**Task description:**
Update the data starting at the line that contains "find all labels, buttons, inputs, and" and ending at the line that contains "code-placeholder-box (166, 312, 182, 328)", replacing "meaning-label" with "description-label" and leaving everything else unchanged. Omit the pictures from your answer.

**Raw records:**
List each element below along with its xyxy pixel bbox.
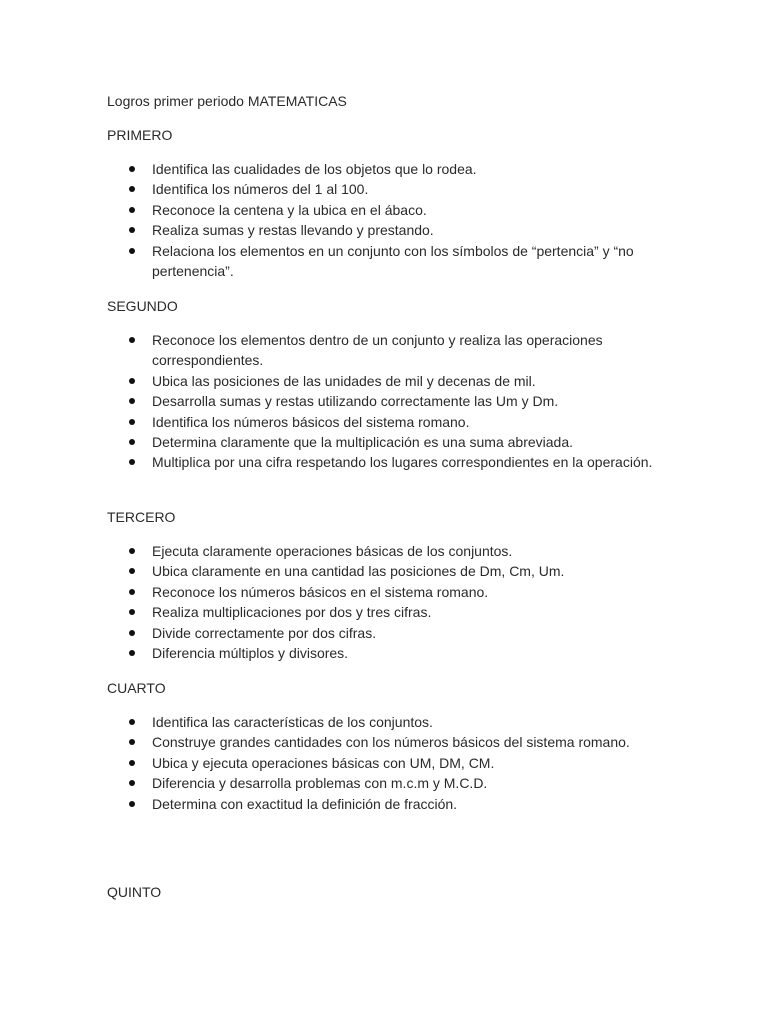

* * *

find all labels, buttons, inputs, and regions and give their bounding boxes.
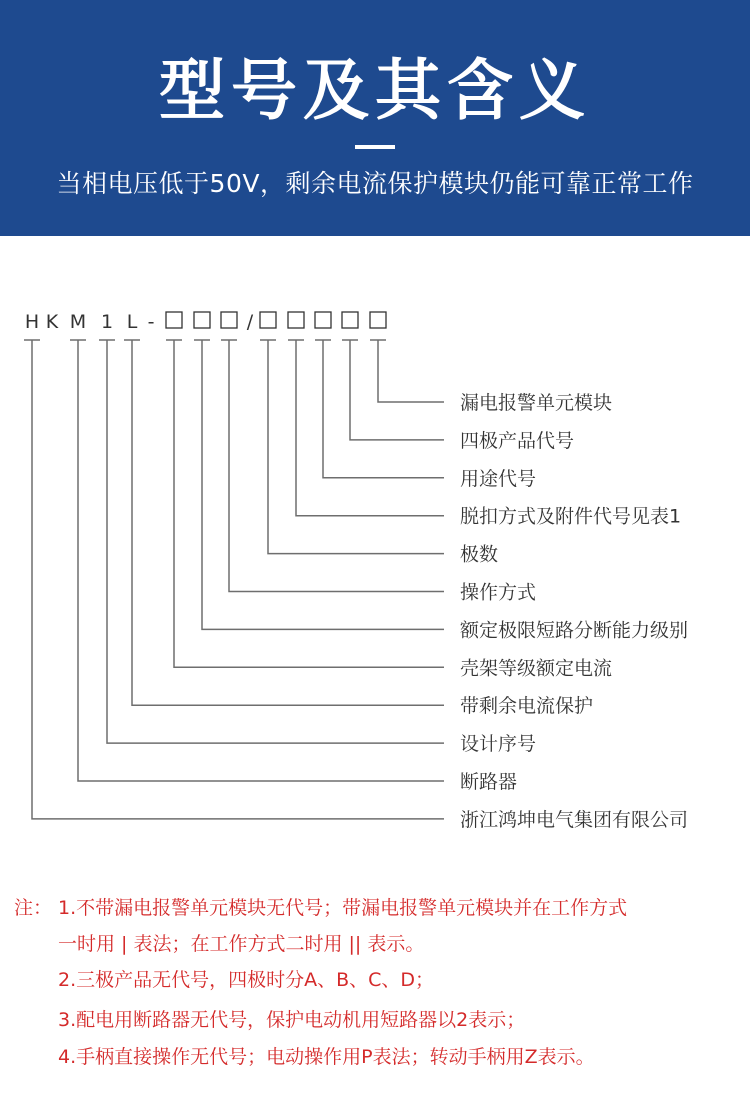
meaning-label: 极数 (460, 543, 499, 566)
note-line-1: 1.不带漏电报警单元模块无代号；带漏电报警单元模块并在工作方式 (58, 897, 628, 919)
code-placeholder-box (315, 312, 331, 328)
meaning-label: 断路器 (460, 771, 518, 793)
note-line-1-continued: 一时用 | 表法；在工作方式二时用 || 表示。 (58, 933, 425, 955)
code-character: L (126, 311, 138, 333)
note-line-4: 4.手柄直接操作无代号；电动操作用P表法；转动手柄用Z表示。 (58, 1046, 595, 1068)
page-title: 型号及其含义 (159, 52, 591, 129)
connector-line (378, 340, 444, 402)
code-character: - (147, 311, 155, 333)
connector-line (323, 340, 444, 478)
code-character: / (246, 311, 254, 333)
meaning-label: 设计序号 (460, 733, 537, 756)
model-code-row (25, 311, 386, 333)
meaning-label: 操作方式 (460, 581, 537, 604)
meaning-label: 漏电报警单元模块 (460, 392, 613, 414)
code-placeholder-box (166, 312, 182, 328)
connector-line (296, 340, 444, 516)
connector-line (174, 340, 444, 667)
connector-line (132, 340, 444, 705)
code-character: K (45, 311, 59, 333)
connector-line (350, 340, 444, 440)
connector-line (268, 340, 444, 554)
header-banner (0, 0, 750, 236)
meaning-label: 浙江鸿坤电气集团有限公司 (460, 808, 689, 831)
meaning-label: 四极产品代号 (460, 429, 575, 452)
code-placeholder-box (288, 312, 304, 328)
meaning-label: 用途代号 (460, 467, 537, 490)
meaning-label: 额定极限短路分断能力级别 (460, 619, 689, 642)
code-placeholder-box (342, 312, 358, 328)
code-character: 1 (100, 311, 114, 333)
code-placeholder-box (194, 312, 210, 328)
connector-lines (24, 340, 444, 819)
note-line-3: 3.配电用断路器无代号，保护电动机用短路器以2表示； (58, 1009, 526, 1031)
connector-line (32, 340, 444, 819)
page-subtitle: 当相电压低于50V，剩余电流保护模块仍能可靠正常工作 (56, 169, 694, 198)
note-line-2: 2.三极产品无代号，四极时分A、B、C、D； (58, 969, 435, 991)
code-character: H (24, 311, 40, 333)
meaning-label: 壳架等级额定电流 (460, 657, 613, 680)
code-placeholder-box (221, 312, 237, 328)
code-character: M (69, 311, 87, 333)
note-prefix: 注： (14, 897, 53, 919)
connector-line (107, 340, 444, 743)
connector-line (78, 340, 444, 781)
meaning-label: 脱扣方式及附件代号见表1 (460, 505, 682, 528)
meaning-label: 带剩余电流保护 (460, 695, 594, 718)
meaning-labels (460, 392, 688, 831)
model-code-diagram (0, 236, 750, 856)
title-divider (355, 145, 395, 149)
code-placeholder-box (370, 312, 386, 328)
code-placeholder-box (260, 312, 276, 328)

**Exercise output:**
find all labels, buttons, inputs, and regions and give their bounding boxes.
description-label: 极数 (460, 543, 499, 566)
note-line-1: 1.不带漏电报警单元模块无代号；带漏电报警单元模块并在工作方式 (58, 897, 628, 919)
code-placeholder-box (315, 312, 331, 328)
description-label: 断路器 (460, 771, 518, 793)
note-line-1-continued: 一时用 | 表法；在工作方式二时用 || 表示。 (58, 933, 425, 955)
code-character: L (126, 311, 138, 333)
note-line-4: 4.手柄直接操作无代号；电动操作用P表法；转动手柄用Z表示。 (58, 1046, 595, 1068)
page-title: 型号及其含义 (159, 52, 591, 129)
connector-line (378, 340, 444, 402)
code-character: - (147, 311, 155, 333)
connector-line (323, 340, 444, 478)
code-character: / (246, 311, 254, 333)
description-label: 设计序号 (460, 733, 537, 756)
model-code-row (25, 311, 386, 333)
description-label: 操作方式 (460, 581, 537, 604)
description-label: 漏电报警单元模块 (460, 392, 613, 414)
code-placeholder-box (166, 312, 182, 328)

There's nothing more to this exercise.